What you are asked to do
Below is a block of records. Copy every line in it that contains the word "Potential".

::: Provided records :::

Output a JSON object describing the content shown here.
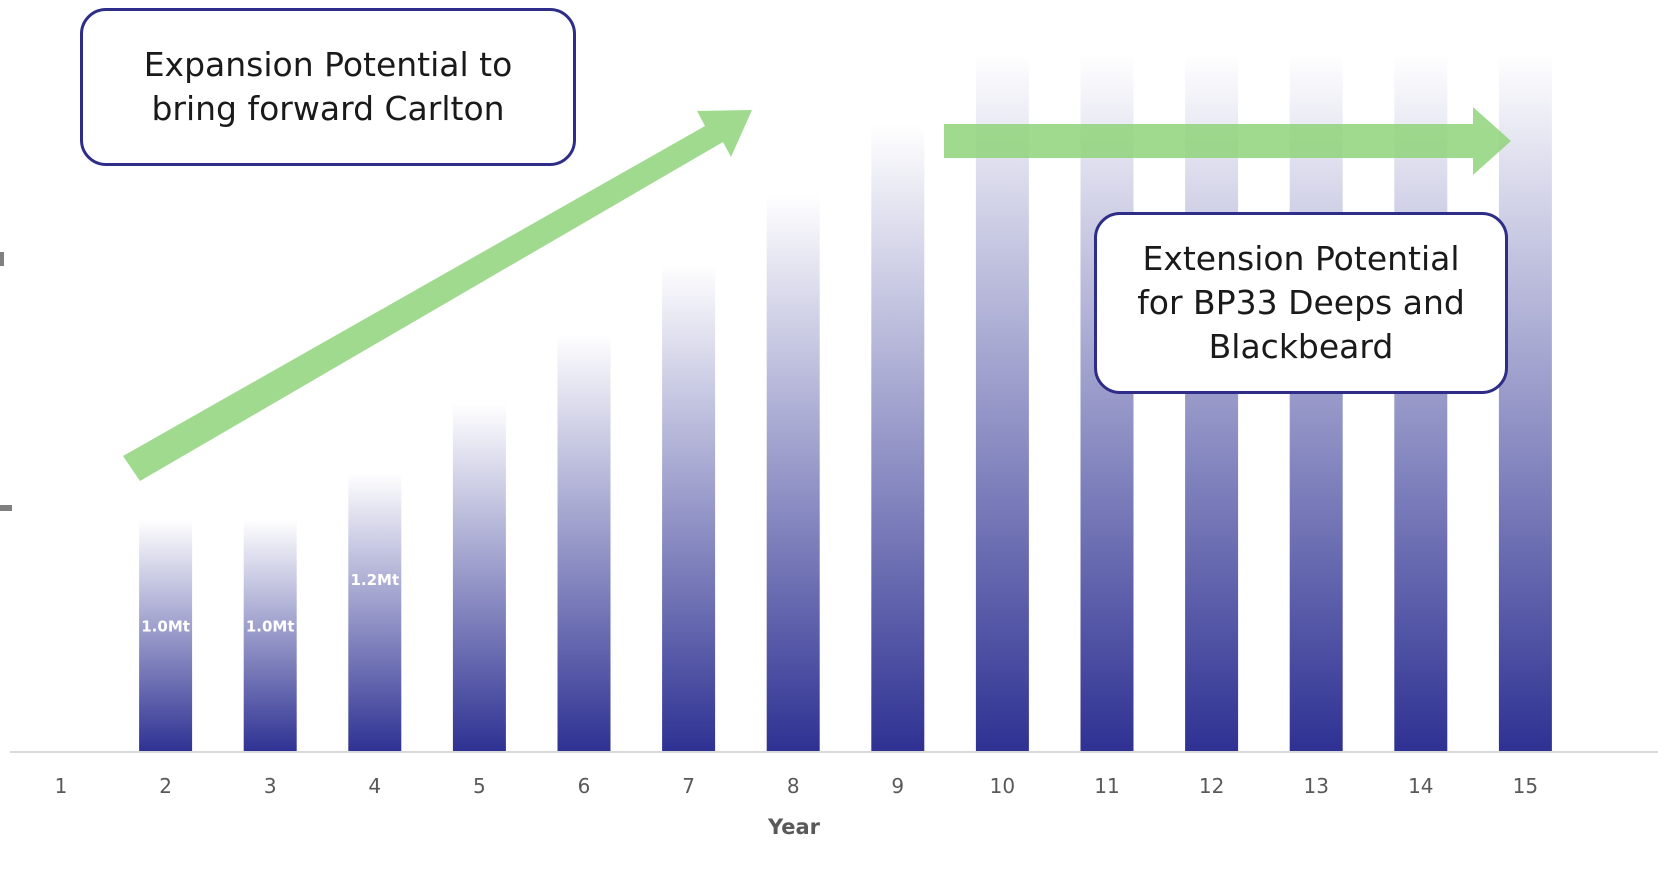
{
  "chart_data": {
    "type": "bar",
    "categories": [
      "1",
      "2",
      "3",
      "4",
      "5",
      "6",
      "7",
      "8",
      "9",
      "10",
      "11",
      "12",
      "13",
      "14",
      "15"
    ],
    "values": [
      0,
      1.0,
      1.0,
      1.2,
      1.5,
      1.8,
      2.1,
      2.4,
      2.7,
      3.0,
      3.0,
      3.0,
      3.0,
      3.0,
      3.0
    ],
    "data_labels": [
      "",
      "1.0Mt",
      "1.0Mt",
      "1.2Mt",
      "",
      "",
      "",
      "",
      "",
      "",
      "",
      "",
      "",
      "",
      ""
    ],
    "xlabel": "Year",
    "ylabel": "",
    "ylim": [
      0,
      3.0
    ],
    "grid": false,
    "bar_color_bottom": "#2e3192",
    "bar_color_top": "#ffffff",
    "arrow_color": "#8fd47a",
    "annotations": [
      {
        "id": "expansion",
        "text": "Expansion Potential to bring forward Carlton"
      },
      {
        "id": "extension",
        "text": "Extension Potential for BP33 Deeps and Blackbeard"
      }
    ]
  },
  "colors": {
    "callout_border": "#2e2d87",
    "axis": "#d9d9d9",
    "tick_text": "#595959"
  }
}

:::

Task result
        "text": "Expansion Potential to bring forward Carlton"
        "text": "Extension Potential for BP33 Deeps and Blackbeard"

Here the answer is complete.